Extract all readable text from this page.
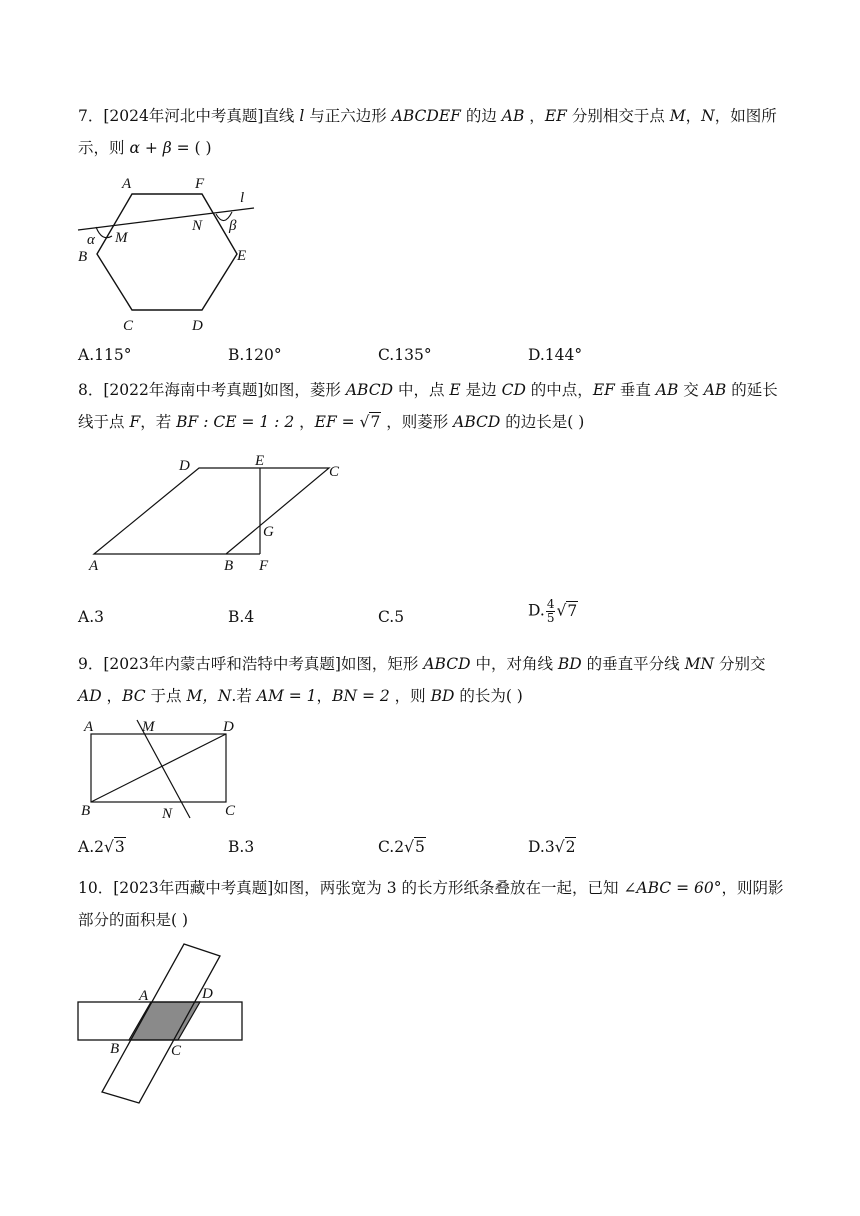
7．[2024年河北中考真题]直线 l 与正六边形 ABCDEF 的边 AB ，EF 分别相交于点 M，N，如图所示，则 α + β = ( )

A	F
l
α M
N β
B	E
C	D
A.115°	B.120°	C.135°	D.144°

8．[2022年海南中考真题]如图，菱形 ABCD 中，点 E 是边 CD 的中点，EF 垂直 AB 交 AB 的延长线于点 F，若 BF : CE = 1 : 2 ，EF = √7 ，则菱形 ABCD 的边长是( )

D	E
C
G
A	B F
A.3	B.4	C.5	D. $\frac{4}{5} √7$

9．[2023年内蒙古呼和浩特中考真题]如图，矩形 ABCD 中，对角线 BD 的垂直平分线 MN 分别交 AD ，BC 于点 M，N.若 AM = 1，BN = 2 ，则 BD 的长为( )

A	M	D
B	N	C
A.2√3	B.3	C.2√5	D.3√2

10．[2023年西藏中考真题]如图，两张宽为 3 的长方形纸条叠放在一起，已知 ∠ABC = 60°，则阴影部分的面积是( )

A	D
B	C
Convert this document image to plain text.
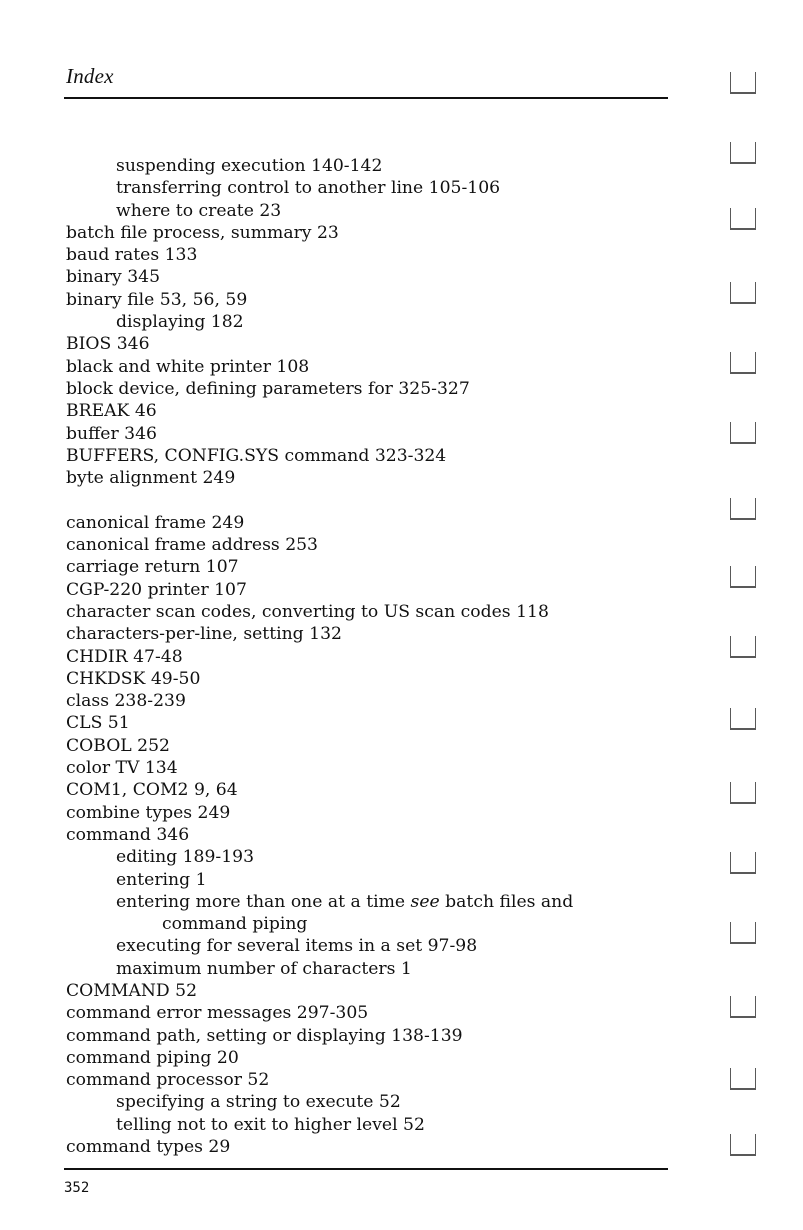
Index
suspending execution 140-142
transferring control to another line 105-106
where to create 23
batch file process, summary 23
baud rates 133
binary 345
binary file 53, 56, 59
displaying 182
BIOS 346
black and white printer 108
block device, defining parameters for 325-327
BREAK 46
buffer 346
BUFFERS, CONFIG.SYS command 323-324
byte alignment 249
canonical frame 249
canonical frame address 253
carriage return 107
CGP-220 printer 107
character scan codes, converting to US scan codes 118
characters-per-line, setting 132
CHDIR 47-48
CHKDSK 49-50
class 238-239
CLS 51
COBOL 252
color TV 134
COM1, COM2 9, 64
combine types 249
command 346
editing 189-193
entering 1
entering more than one at a time see batch files and
command piping
executing for several items in a set 97-98
maximum number of characters 1
COMMAND 52
command error messages 297-305
command path, setting or displaying 138-139
command piping 20
command processor 52
specifying a string to execute 52
telling not to exit to higher level 52
command types 29
352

════════════════════

Reproduce all the records verbatim, excluding images.

> _Written response_
Extract all readable text from this page.
7．[2024年河北中考真题]直线 l 与正六边形 ABCDEF 的边 AB ，EF 分别相交于点 M，N，如图所示，则 α + β = ( )

A	F
l
α M
N β
B	E
C	D
A.115°	B.120°	C.135°	D.144°

8．[2022年海南中考真题]如图，菱形 ABCD 中，点 E 是边 CD 的中点，EF 垂直 AB 交 AB 的延长线于点 F，若 BF : CE = 1 : 2 ，EF = √7 ，则菱形 ABCD 的边长是( )

D	E
C
G
A	B F
A.3	B.4	C.5	D. $\frac{4}{5} √7$

9．[2023年内蒙古呼和浩特中考真题]如图，矩形 ABCD 中，对角线 BD 的垂直平分线 MN 分别交 AD ，BC 于点 M，N.若 AM = 1，BN = 2 ，则 BD 的长为( )

A	M	D
B	N	C
A.2√3	B.3	C.2√5	D.3√2

10．[2023年西藏中考真题]如图，两张宽为 3 的长方形纸条叠放在一起，已知 ∠ABC = 60°，则阴影部分的面积是( )

A	D
B	C
Convert this document image to plain text.
Index
suspending execution 140-142
transferring control to another line 105-106
where to create 23
batch file process, summary 23
baud rates 133
binary 345
binary file 53, 56, 59
displaying 182
BIOS 346
black and white printer 108
block device, defining parameters for 325-327
BREAK 46
buffer 346
BUFFERS, CONFIG.SYS command 323-324
byte alignment 249
canonical frame 249
canonical frame address 253
carriage return 107
CGP-220 printer 107
character scan codes, converting to US scan codes 118
characters-per-line, setting 132
CHDIR 47-48
CHKDSK 49-50
class 238-239
CLS 51
COBOL 252
color TV 134
COM1, COM2 9, 64
combine types 249
command 346
editing 189-193
entering 1
entering more than one at a time see batch files and
command piping
executing for several items in a set 97-98
maximum number of characters 1
COMMAND 52
command error messages 297-305
command path, setting or displaying 138-139
command piping 20
command processor 52
specifying a string to execute 52
telling not to exit to higher level 52
command types 29
352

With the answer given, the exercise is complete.